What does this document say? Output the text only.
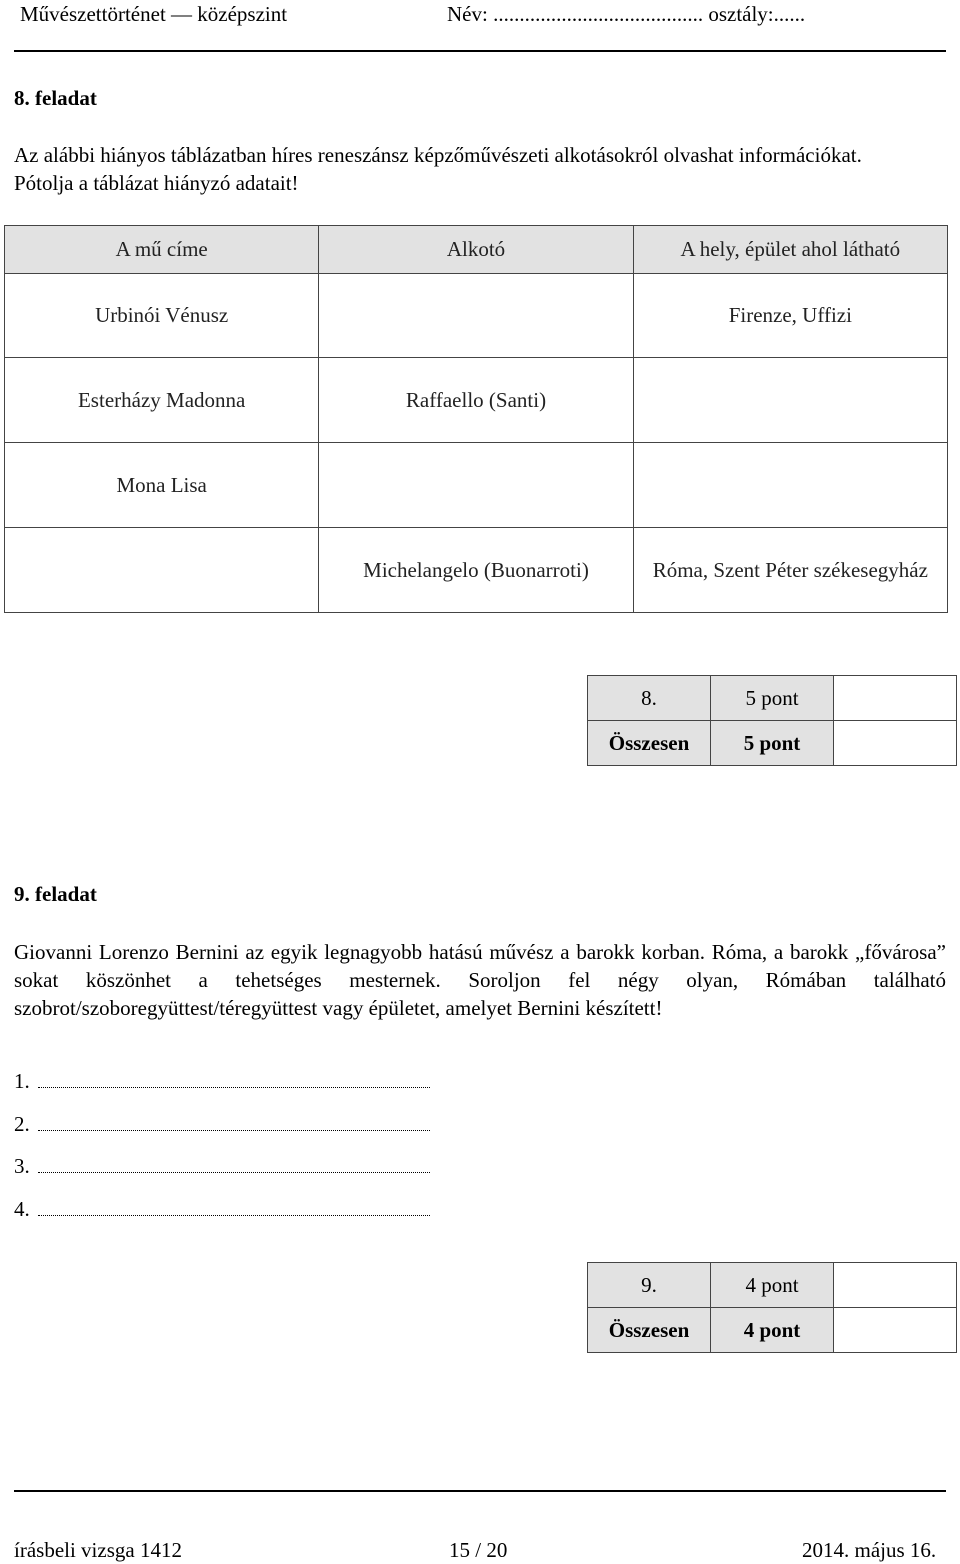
Művészettörténet — középszint	Név: ........................................ osztály:......
8. feladat

Az alábbi hiányos táblázatban híres reneszánsz képzőművészeti alkotásokról olvashat információkat. Pótolja a táblázat hiányzó adatait!

A mű címe	Alkotó	A hely, épület ahol látható
Urbinói Vénusz		Firenze, Uffizi
Esterházy Madonna	Raffaello (Santi)	
Mona Lisa		
	Michelangelo (Buonarroti)	Róma, Szent Péter székesegyház
8.	5 pont	
Összesen	5 pont	
9. feladat

Giovanni Lorenzo Bernini az egyik legnagyobb hatású művész a barokk korban. Róma, a barokk „fővárosa” sokat köszönhet a tehetséges mesternek. Soroljon fel négy olyan, Rómában található szobrot/szoboregyüttest/téregyüttest vagy épületet, amelyet Bernini készített!

1.
2.
3.
4.
9.	4 pont	
Összesen	4 pont	
írásbeli vizsga 1412	15 / 20	2014. május 16.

#### GIVEN REQUEST:
Transcribe all the data word for word; the images stay out.

#### RESPONSE TO THIS EXERCISE:
What does this document say? Output the text only.
Művészettörténet — középszint	Név: ........................................ osztály:......
8. feladat

Az alábbi hiányos táblázatban híres reneszánsz képzőművészeti alkotásokról olvashat információkat. Pótolja a táblázat hiányzó adatait!

A mű címe	Alkotó	A hely, épület ahol látható
Urbinói Vénusz		Firenze, Uffizi
Esterházy Madonna	Raffaello (Santi)	
Mona Lisa		
	Michelangelo (Buonarroti)	Róma, Szent Péter székesegyház
8.	5 pont	
Összesen	5 pont	
9. feladat

Giovanni Lorenzo Bernini az egyik legnagyobb hatású művész a barokk korban. Róma, a barokk „fővárosa” sokat köszönhet a tehetséges mesternek. Soroljon fel négy olyan, Rómában található szobrot/szoboregyüttest/téregyüttest vagy épületet, amelyet Bernini készített!

1.
2.
3.
4.
9.	4 pont	
Összesen	4 pont	
írásbeli vizsga 1412	15 / 20	2014. május 16.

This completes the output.